• Information provided:
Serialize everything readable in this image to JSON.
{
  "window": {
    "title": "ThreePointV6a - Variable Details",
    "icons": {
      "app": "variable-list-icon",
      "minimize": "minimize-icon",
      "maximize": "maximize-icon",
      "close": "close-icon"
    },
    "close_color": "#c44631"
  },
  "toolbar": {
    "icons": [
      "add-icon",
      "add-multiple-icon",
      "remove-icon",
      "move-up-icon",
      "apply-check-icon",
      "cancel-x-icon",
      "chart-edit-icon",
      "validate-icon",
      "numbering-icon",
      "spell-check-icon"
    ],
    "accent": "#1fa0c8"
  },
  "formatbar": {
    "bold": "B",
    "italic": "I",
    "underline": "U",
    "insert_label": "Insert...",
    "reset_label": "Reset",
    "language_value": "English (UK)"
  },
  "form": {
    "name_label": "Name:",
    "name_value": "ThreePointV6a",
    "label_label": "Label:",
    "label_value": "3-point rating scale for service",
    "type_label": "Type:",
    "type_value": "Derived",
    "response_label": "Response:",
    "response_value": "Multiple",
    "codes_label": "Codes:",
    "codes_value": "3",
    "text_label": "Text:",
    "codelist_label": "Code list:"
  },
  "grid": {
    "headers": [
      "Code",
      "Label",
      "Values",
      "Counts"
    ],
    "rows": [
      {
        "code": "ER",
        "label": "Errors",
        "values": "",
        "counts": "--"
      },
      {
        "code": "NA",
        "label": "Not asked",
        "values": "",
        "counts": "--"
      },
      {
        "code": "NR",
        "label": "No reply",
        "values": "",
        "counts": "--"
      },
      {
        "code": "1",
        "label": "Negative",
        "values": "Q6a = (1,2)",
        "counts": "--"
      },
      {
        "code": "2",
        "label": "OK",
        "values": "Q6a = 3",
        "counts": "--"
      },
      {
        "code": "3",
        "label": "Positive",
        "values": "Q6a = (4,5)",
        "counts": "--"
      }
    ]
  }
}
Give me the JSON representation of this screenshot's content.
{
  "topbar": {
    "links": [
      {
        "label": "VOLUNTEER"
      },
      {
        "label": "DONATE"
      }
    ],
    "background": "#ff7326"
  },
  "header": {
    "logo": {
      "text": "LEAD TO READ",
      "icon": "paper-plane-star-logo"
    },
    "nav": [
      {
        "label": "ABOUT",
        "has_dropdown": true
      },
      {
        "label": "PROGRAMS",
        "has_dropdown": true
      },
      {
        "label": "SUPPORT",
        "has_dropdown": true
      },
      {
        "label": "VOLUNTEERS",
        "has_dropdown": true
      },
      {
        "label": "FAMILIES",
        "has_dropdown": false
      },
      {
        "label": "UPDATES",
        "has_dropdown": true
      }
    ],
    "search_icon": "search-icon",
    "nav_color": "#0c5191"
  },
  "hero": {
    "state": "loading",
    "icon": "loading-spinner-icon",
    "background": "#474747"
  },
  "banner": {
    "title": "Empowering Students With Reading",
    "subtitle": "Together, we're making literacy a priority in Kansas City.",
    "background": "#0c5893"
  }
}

• Aim: Find the word "loading" in the material, then list each line that holds it.

• Written response:
    "state": "loading",
    "icon": "loading-spinner-icon",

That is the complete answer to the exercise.